*Exercise prompt*:
Pick up the article on the blowhole perch below and continue it from its last sentence.

*Exercise text*:
*** Begin section ***

Caesioscorpis

Scientific classification
- Kingdom: Animalia
- Phylum: Chordata
- Class: Actinopterygii
- Order: Centrarchiformes
- Suborder: Terapontoidei
- Family: Caesioscorpididae Randall & Parenti, 2020
- Genus: Caesioscorpis Whitley, 1945
- Species: C. theagenes
- Binomial name: Caesioscorpis theagenes Whitley, 1945

= Caesioscorpis =

- Authority: Whitley, 1945
- Parent authority: Whitley, 1945

Genus of fishes

Caesioscorpis theagenes, also known as the blowhole perch, fusilier sweep, or southern fusilier, is a species of marine ray-finned fish endemic to the southwestern coast of Australia. It is the only species in the genus Caesioscorpis and of the family Caesioscorpididae, the blowhole perches.

*** End section ***

*Data*:
*** Begin section ***

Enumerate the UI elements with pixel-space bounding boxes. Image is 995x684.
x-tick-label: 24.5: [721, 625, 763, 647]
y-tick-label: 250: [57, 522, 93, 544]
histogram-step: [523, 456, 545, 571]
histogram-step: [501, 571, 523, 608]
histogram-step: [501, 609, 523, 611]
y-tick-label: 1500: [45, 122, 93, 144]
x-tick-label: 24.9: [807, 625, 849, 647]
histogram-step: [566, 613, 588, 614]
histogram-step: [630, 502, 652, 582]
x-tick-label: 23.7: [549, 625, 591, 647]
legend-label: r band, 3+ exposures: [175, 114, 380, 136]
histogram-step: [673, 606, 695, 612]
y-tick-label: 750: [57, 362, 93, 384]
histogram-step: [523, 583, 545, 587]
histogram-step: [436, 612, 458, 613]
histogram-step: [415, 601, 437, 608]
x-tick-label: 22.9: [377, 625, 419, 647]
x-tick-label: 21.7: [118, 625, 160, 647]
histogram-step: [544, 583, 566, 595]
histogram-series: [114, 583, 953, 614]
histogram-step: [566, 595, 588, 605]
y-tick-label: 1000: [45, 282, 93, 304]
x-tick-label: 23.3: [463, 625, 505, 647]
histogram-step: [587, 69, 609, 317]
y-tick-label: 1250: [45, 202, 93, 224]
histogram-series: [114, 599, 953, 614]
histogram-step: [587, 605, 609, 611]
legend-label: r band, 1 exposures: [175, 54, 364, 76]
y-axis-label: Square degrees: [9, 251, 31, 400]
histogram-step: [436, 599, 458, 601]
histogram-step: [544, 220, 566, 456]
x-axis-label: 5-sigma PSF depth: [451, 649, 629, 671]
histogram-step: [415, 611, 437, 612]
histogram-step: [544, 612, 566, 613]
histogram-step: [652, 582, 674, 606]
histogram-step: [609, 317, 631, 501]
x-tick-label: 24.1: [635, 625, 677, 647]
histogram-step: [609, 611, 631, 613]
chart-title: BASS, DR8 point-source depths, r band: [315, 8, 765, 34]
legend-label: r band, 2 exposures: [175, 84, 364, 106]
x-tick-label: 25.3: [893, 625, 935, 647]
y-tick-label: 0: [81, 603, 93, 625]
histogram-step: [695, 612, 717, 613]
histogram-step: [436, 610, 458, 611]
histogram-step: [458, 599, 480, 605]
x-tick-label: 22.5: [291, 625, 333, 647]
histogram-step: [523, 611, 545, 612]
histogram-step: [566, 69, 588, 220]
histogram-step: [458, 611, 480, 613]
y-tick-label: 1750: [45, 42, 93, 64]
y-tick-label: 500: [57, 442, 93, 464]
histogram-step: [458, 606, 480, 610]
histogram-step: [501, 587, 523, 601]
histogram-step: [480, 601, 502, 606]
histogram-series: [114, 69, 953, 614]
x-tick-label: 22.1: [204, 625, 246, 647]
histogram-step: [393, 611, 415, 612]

*** End section ***

*Result*:
Its phylogenetic affinities were long uncertain, with it being placed as an indeterminate member of the Serranidae for many decades after its description. It was only in 2020 that it was found to belong to the recently-circumscribed Centrarchiformes and forming its own family. The genus name is thought to be a portmanteau of two different fish genera, Caesio and Scorpis, referencing its physical similarities to both genera. It is relatively closely related to the latter, although phylogenetic evidence suggests that its closest relatives are the stripeys (family Microcanthidae).

It is a slender, schooling fish with an overall silvery coloration, with a greenish-yellow back.